MATERIALS PROVIDED:
+ + + +
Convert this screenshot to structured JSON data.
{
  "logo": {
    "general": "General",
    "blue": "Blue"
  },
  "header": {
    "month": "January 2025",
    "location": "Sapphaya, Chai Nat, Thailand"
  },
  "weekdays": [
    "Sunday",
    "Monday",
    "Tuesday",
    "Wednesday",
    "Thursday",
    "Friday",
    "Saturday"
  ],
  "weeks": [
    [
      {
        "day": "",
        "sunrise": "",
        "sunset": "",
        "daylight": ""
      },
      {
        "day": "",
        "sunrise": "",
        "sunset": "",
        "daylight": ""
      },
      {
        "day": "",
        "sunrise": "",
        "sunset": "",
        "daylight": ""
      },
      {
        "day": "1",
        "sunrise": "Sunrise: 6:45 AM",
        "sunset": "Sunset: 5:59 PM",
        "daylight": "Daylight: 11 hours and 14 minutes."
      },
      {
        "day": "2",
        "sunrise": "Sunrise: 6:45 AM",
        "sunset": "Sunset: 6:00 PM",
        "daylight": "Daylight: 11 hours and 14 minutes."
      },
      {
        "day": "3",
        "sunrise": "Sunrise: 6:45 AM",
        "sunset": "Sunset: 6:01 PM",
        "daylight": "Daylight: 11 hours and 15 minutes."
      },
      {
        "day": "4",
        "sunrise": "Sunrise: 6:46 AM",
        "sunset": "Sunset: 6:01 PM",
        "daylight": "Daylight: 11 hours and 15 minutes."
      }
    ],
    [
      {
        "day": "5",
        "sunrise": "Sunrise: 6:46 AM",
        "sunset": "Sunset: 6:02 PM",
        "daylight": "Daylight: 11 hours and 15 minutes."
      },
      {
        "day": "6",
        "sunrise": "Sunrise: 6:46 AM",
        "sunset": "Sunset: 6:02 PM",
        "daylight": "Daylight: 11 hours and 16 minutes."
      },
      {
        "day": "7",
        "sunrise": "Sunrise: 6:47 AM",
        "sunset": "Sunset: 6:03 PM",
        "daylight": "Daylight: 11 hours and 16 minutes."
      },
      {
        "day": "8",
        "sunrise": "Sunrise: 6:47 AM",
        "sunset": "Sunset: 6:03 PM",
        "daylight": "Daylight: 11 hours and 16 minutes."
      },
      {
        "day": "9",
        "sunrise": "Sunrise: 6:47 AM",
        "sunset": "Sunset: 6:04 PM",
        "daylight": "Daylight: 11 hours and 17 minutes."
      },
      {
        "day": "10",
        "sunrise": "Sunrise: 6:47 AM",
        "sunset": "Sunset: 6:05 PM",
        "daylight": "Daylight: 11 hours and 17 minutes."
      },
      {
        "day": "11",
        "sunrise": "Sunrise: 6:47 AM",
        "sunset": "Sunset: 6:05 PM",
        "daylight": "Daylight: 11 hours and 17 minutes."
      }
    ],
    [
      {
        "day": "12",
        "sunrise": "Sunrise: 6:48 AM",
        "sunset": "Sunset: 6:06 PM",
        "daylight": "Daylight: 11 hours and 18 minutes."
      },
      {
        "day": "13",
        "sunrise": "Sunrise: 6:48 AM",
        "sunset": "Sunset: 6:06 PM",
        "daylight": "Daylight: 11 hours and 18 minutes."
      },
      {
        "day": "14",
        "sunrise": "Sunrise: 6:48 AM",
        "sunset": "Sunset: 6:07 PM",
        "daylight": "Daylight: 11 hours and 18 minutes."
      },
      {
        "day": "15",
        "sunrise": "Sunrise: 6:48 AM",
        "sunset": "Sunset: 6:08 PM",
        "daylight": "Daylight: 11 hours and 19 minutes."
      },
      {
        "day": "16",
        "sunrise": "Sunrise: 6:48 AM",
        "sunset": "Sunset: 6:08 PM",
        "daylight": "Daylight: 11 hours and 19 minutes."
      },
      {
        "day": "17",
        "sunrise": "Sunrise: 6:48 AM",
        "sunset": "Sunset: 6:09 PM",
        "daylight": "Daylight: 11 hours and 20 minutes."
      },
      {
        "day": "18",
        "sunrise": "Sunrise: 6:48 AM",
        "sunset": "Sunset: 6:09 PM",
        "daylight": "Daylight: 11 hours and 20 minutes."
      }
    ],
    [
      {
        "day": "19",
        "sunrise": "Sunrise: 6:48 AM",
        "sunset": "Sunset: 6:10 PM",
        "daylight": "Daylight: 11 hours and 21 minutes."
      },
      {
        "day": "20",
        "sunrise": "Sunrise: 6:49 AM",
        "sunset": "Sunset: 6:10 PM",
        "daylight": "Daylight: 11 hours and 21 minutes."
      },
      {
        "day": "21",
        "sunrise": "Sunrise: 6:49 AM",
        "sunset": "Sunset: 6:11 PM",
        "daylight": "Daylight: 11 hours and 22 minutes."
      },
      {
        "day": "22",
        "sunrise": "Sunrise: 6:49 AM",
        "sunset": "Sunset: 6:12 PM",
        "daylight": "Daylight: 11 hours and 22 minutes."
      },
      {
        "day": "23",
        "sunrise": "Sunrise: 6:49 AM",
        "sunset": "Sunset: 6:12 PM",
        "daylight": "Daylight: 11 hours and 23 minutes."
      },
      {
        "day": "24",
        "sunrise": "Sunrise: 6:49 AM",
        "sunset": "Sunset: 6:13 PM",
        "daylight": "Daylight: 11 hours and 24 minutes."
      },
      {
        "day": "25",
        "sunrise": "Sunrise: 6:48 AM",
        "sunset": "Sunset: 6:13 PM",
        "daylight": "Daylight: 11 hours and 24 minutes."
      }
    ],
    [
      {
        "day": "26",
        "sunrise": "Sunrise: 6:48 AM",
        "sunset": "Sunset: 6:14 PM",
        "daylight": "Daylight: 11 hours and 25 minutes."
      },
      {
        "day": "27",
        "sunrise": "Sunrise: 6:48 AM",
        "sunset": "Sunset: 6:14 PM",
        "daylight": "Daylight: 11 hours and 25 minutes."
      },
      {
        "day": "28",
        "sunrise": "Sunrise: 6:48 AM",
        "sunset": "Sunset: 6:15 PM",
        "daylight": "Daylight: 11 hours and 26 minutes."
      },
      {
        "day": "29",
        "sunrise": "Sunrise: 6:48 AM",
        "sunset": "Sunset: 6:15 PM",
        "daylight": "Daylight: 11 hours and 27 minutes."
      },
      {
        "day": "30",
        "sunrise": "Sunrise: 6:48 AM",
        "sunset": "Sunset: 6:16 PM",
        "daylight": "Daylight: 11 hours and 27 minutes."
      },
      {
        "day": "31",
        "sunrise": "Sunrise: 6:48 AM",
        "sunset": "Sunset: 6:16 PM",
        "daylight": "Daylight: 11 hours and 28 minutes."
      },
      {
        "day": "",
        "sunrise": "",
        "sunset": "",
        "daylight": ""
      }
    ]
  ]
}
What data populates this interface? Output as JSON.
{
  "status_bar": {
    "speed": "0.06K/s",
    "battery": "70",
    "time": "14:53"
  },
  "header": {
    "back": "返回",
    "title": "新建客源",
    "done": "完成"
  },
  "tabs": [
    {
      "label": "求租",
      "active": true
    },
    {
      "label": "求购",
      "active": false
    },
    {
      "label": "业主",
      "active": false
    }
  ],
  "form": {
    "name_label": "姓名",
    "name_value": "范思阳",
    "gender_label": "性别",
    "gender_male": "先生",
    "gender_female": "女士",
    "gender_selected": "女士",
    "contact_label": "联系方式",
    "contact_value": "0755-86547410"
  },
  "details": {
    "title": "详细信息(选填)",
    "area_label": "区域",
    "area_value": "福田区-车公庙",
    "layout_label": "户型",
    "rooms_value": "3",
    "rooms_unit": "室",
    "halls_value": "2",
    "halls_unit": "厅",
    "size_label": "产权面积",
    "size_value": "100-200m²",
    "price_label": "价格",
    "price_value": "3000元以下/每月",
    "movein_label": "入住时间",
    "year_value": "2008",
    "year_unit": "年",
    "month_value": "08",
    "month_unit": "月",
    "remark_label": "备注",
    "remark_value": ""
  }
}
+ + + +
GIVEN TASK: From the records above, pick out and copy each line holding the word "data".

CORRECT ANSWER:
Convert this screenshot to structured JSON data.
What data populates this interface? Output as JSON.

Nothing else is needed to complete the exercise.